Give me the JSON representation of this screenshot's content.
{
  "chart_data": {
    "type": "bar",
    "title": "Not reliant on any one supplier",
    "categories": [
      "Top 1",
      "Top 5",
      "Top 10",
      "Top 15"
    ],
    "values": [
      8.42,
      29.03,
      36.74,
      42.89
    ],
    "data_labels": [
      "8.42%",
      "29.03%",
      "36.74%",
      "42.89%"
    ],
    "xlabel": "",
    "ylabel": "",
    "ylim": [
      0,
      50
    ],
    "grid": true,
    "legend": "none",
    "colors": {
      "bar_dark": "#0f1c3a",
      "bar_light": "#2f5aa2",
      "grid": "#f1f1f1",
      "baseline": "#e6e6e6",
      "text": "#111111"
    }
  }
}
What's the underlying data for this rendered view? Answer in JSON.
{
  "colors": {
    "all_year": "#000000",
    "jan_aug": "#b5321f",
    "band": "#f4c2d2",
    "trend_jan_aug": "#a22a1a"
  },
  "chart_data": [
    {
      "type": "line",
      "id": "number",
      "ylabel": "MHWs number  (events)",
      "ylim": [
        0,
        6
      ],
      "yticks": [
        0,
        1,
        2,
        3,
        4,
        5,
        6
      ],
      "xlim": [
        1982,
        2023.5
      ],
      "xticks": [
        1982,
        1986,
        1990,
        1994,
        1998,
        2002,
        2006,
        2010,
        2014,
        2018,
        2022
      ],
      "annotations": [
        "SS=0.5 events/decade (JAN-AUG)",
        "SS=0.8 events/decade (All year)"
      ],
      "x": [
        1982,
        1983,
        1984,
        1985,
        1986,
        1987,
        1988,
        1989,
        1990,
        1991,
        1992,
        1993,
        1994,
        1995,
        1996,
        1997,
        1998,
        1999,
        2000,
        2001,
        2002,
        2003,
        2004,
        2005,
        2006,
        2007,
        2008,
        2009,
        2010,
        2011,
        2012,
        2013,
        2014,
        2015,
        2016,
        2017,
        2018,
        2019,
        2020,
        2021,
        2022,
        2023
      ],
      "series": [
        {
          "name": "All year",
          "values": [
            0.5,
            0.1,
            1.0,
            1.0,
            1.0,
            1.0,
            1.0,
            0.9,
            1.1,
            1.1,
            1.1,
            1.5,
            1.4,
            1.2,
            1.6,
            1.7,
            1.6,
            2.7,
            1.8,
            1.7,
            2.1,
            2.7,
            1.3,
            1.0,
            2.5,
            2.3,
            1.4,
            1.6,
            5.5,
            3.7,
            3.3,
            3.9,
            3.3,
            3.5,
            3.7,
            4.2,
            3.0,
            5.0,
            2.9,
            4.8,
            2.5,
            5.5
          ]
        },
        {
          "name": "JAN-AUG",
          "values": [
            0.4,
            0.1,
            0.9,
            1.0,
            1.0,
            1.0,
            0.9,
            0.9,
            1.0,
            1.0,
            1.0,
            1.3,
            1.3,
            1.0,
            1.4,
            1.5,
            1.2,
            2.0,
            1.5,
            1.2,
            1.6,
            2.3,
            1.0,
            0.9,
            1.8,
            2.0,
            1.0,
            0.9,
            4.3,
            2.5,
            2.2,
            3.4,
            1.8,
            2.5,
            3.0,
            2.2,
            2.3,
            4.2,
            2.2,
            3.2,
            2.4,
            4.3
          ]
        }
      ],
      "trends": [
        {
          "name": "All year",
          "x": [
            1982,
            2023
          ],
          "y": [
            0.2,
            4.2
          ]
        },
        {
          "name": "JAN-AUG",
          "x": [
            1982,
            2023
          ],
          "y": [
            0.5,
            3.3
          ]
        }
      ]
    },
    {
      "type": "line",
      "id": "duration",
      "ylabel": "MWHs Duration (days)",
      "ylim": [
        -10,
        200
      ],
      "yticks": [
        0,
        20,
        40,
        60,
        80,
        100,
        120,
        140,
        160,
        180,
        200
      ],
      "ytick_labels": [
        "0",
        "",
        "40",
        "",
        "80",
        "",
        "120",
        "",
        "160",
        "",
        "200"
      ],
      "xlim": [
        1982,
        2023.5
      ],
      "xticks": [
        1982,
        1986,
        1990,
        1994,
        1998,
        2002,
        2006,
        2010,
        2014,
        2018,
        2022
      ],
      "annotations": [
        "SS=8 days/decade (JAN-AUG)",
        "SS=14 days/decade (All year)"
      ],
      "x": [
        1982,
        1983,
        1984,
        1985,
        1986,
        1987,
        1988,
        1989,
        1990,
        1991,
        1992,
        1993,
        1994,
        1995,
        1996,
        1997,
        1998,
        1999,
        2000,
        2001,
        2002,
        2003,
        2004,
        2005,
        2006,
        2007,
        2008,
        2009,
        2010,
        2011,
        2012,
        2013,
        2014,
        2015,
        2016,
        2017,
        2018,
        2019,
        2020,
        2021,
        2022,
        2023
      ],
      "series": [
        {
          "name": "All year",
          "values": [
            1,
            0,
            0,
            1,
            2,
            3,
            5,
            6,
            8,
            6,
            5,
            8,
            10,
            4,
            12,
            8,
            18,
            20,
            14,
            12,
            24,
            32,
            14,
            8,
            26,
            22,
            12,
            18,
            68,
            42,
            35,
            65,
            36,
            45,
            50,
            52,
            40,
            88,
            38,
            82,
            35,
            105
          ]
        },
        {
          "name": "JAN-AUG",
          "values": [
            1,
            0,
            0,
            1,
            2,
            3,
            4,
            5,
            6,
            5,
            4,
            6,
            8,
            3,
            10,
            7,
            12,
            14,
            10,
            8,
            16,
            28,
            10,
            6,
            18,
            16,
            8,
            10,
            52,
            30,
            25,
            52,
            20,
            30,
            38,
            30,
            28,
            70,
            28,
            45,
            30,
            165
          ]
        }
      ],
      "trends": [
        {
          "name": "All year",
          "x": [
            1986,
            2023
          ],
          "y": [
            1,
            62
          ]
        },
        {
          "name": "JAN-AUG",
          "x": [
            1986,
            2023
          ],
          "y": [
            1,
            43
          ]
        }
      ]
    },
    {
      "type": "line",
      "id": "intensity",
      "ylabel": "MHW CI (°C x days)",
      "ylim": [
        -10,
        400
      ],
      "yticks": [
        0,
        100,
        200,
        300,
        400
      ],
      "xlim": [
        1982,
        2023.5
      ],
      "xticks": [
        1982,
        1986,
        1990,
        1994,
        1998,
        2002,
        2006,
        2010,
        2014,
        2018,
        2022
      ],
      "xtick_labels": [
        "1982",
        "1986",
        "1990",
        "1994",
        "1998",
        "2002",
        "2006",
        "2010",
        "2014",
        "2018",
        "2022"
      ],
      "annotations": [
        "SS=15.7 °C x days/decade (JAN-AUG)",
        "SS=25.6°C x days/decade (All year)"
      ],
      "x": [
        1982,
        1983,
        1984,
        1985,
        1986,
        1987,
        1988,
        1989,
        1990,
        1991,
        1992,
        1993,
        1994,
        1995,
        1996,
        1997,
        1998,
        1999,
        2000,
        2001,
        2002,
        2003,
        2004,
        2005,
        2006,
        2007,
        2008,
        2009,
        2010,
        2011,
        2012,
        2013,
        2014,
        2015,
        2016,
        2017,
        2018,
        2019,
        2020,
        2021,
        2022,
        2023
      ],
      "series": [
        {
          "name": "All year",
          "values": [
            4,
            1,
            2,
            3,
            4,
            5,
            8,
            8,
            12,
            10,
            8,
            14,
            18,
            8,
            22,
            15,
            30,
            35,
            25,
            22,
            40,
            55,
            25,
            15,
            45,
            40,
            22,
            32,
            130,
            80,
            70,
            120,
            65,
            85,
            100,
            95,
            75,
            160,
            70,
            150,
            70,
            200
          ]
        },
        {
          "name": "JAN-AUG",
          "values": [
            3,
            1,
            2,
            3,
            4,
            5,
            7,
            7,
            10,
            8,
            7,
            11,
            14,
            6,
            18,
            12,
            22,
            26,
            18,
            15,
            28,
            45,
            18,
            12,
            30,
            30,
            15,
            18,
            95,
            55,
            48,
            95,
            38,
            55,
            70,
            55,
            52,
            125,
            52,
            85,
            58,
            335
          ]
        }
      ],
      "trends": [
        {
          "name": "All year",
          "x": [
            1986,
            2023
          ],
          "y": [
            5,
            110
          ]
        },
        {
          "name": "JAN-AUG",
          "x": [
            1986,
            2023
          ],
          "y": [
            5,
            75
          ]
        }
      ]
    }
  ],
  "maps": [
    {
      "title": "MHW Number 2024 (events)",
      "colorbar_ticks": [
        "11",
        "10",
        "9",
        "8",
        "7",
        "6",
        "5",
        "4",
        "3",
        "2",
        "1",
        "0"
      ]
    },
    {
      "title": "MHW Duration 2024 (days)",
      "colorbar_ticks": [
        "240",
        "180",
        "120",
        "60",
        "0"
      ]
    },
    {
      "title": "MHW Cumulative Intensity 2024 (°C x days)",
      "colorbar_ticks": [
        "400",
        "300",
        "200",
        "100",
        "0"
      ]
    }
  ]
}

*TASK GOAL*.
In the listing, find each line with the string "days" and copy it.

*THE ANSWER*.
      "ylabel": "MWHs Duration (days)",
        "SS=8 days/decade (JAN-AUG)",
        "SS=14 days/decade (All year)"
      "ylabel": "MHW CI (°C x days)",
        "SS=15.7 °C x days/decade (JAN-AUG)",
        "SS=25.6°C x days/decade (All year)"
      "title": "MHW Duration 2024 (days)",
      "title": "MHW Cumulative Intensity 2024 (°C x days)",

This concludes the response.